++++ Entries provided

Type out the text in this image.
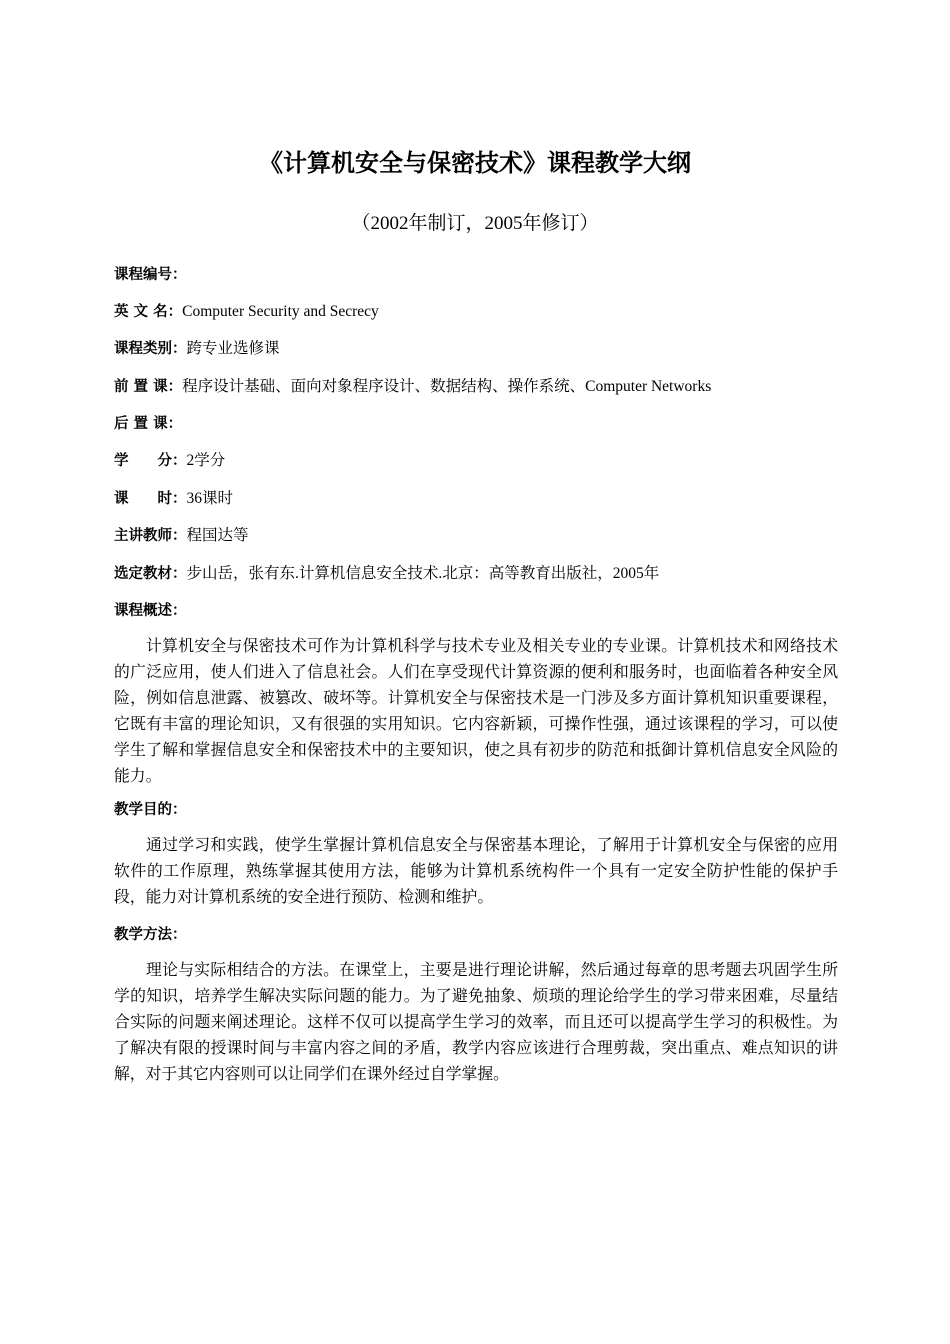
《计算机安全与保密技术》课程教学大纲
（2002年制订，2005年修订）
课程编号：
英 文 名：Computer Security and Secrecy
课程类别：跨专业选修课
前 置 课：程序设计基础、面向对象程序设计、数据结构、操作系统、Computer Networks
后 置 课：
学　　分：2学分
课　　时：36课时
主讲教师：程国达等
选定教材：步山岳，张有东.计算机信息安全技术.北京：高等教育出版社，2005年
课程概述：

计算机安全与保密技术可作为计算机科学与技术专业及相关专业的专业课。计算机技术和网络技术的广泛应用，使人们进入了信息社会。人们在享受现代计算资源的便利和服务时，也面临着各种安全风险，例如信息泄露、被篡改、破坏等。计算机安全与保密技术是一门涉及多方面计算机知识重要课程，它既有丰富的理论知识，又有很强的实用知识。它内容新颖，可操作性强，通过该课程的学习，可以使学生了解和掌握信息安全和保密技术中的主要知识，使之具有初步的防范和抵御计算机信息安全风险的能力。

教学目的：

通过学习和实践，使学生掌握计算机信息安全与保密基本理论，了解用于计算机安全与保密的应用软件的工作原理，熟练掌握其使用方法，能够为计算机系统构件一个具有一定安全防护性能的保护手段，能力对计算机系统的安全进行预防、检测和维护。

教学方法：

理论与实际相结合的方法。在课堂上，主要是进行理论讲解，然后通过每章的思考题去巩固学生所学的知识，培养学生解决实际问题的能力。为了避免抽象、烦琐的理论给学生的学习带来困难，尽量结合实际的问题来阐述理论。这样不仅可以提高学生学习的效率，而且还可以提高学生学习的积极性。为了解决有限的授课时间与丰富内容之间的矛盾，教学内容应该进行合理剪裁，突出重点、难点知识的讲解，对于其它内容则可以让同学们在课外经过自学掌握。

++++++++

Set the data above down again exactly as given, with no pictures.

Type out the text in this image.
《计算机安全与保密技术》课程教学大纲
（2002年制订，2005年修订）
课程编号：
英 文 名：Computer Security and Secrecy
课程类别：跨专业选修课
前 置 课：程序设计基础、面向对象程序设计、数据结构、操作系统、Computer Networks
后 置 课：
学　　分：2学分
课　　时：36课时
主讲教师：程国达等
选定教材：步山岳，张有东.计算机信息安全技术.北京：高等教育出版社，2005年
课程概述：

计算机安全与保密技术可作为计算机科学与技术专业及相关专业的专业课。计算机技术和网络技术的广泛应用，使人们进入了信息社会。人们在享受现代计算资源的便利和服务时，也面临着各种安全风险，例如信息泄露、被篡改、破坏等。计算机安全与保密技术是一门涉及多方面计算机知识重要课程，它既有丰富的理论知识，又有很强的实用知识。它内容新颖，可操作性强，通过该课程的学习，可以使学生了解和掌握信息安全和保密技术中的主要知识，使之具有初步的防范和抵御计算机信息安全风险的能力。

教学目的：

通过学习和实践，使学生掌握计算机信息安全与保密基本理论，了解用于计算机安全与保密的应用软件的工作原理，熟练掌握其使用方法，能够为计算机系统构件一个具有一定安全防护性能的保护手段，能力对计算机系统的安全进行预防、检测和维护。

教学方法：

理论与实际相结合的方法。在课堂上，主要是进行理论讲解，然后通过每章的思考题去巩固学生所学的知识，培养学生解决实际问题的能力。为了避免抽象、烦琐的理论给学生的学习带来困难，尽量结合实际的问题来阐述理论。这样不仅可以提高学生学习的效率，而且还可以提高学生学习的积极性。为了解决有限的授课时间与丰富内容之间的矛盾，教学内容应该进行合理剪裁，突出重点、难点知识的讲解，对于其它内容则可以让同学们在课外经过自学掌握。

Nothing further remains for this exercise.